Begin DATA SHOWN
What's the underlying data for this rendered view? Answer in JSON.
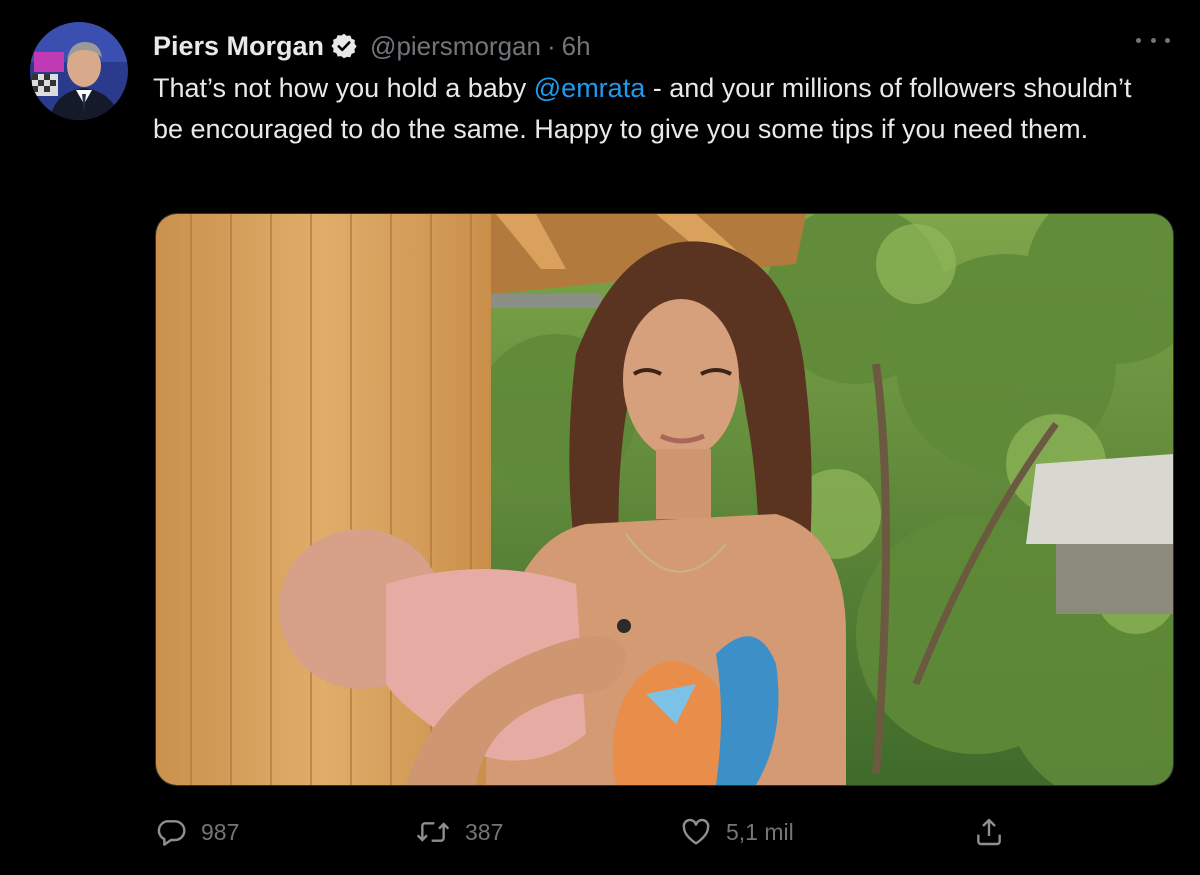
{
  "tweet": {
    "author": {
      "display_name": "Piers Morgan",
      "handle": "@piersmorgan",
      "verified": true
    },
    "separator": "·",
    "time": "6h",
    "text_before": "That’s not how you hold a baby ",
    "mention": "@emrata",
    "text_after": " - and your millions of followers shouldn’t be encouraged to do the same. Happy to give you some tips if you need them.",
    "actions": {
      "reply_count": "987",
      "retweet_count": "387",
      "like_count": "5,1 mil"
    }
  },
  "icons": {
    "verified": "verified-badge-icon",
    "more": "more-icon",
    "reply": "reply-icon",
    "retweet": "retweet-icon",
    "like": "heart-icon",
    "share": "share-icon"
  },
  "colors": {
    "background": "#000000",
    "text": "#e7e9ea",
    "secondary": "#71767b",
    "link": "#1d9bf0"
  }
}
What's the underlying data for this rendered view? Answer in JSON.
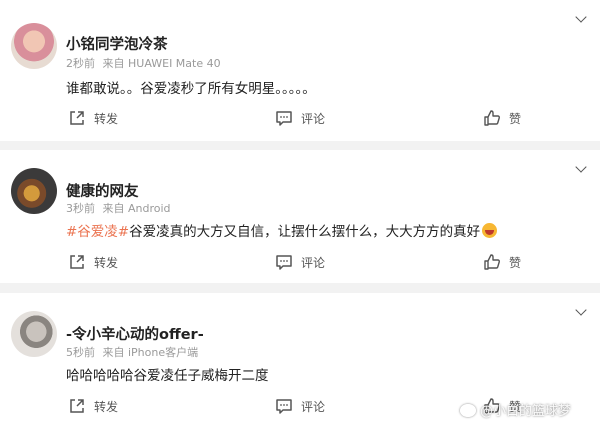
{
  "comments": [
    {
      "username": "小铭同学泡冷茶",
      "time": "2秒前",
      "source": "来自 HUAWEI Mate 40",
      "text": "谁都敢说。。谷爱凌秒了所有女明星。。。。。",
      "topic": "",
      "share_label": "转发",
      "comment_label": "评论",
      "like_label": "赞"
    },
    {
      "username": "健康的网友",
      "time": "3秒前",
      "source": "来自 Android",
      "topic": "#谷爱凌#",
      "text": "谷爱凌真的大方又自信，让摆什么摆什么，大大方方的真好",
      "share_label": "转发",
      "comment_label": "评论",
      "like_label": "赞"
    },
    {
      "username": "-令小辛心动的offer-",
      "time": "5秒前",
      "source": "来自 iPhone客户端",
      "text": "哈哈哈哈哈谷爱凌任子威梅开二度",
      "topic": "",
      "share_label": "转发",
      "comment_label": "评论",
      "like_label": "赞"
    }
  ],
  "watermark": "@小白的篮球梦",
  "icons": {
    "share": "share-icon",
    "comment": "comment-icon",
    "like": "thumbs-up-icon",
    "more": "chevron-down-icon"
  },
  "colors": {
    "topic": "#eb7350",
    "background": "#f2f2f2"
  }
}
End DATA SHOWN
TASK INSTRUCTIONS:
Every line above should be returned exactly; the pictures stay out.

COMPLETED TASK:
What's the underlying data for this rendered view? Answer in JSON.
{
  "tweet": {
    "author": {
      "display_name": "Piers Morgan",
      "handle": "@piersmorgan",
      "verified": true
    },
    "separator": "·",
    "time": "6h",
    "text_before": "That’s not how you hold a baby ",
    "mention": "@emrata",
    "text_after": " - and your millions of followers shouldn’t be encouraged to do the same. Happy to give you some tips if you need them.",
    "actions": {
      "reply_count": "987",
      "retweet_count": "387",
      "like_count": "5,1 mil"
    }
  },
  "icons": {
    "verified": "verified-badge-icon",
    "more": "more-icon",
    "reply": "reply-icon",
    "retweet": "retweet-icon",
    "like": "heart-icon",
    "share": "share-icon"
  },
  "colors": {
    "background": "#000000",
    "text": "#e7e9ea",
    "secondary": "#71767b",
    "link": "#1d9bf0"
  }
}
What's the underlying data for this rendered view? Answer in JSON.
{
  "comments": [
    {
      "username": "小铭同学泡冷茶",
      "time": "2秒前",
      "source": "来自 HUAWEI Mate 40",
      "text": "谁都敢说。。谷爱凌秒了所有女明星。。。。。",
      "topic": "",
      "share_label": "转发",
      "comment_label": "评论",
      "like_label": "赞"
    },
    {
      "username": "健康的网友",
      "time": "3秒前",
      "source": "来自 Android",
      "topic": "#谷爱凌#",
      "text": "谷爱凌真的大方又自信，让摆什么摆什么，大大方方的真好",
      "share_label": "转发",
      "comment_label": "评论",
      "like_label": "赞"
    },
    {
      "username": "-令小辛心动的offer-",
      "time": "5秒前",
      "source": "来自 iPhone客户端",
      "text": "哈哈哈哈哈谷爱凌任子威梅开二度",
      "topic": "",
      "share_label": "转发",
      "comment_label": "评论",
      "like_label": "赞"
    }
  ],
  "watermark": "@小白的篮球梦",
  "icons": {
    "share": "share-icon",
    "comment": "comment-icon",
    "like": "thumbs-up-icon",
    "more": "chevron-down-icon"
  },
  "colors": {
    "topic": "#eb7350",
    "background": "#f2f2f2"
  }
}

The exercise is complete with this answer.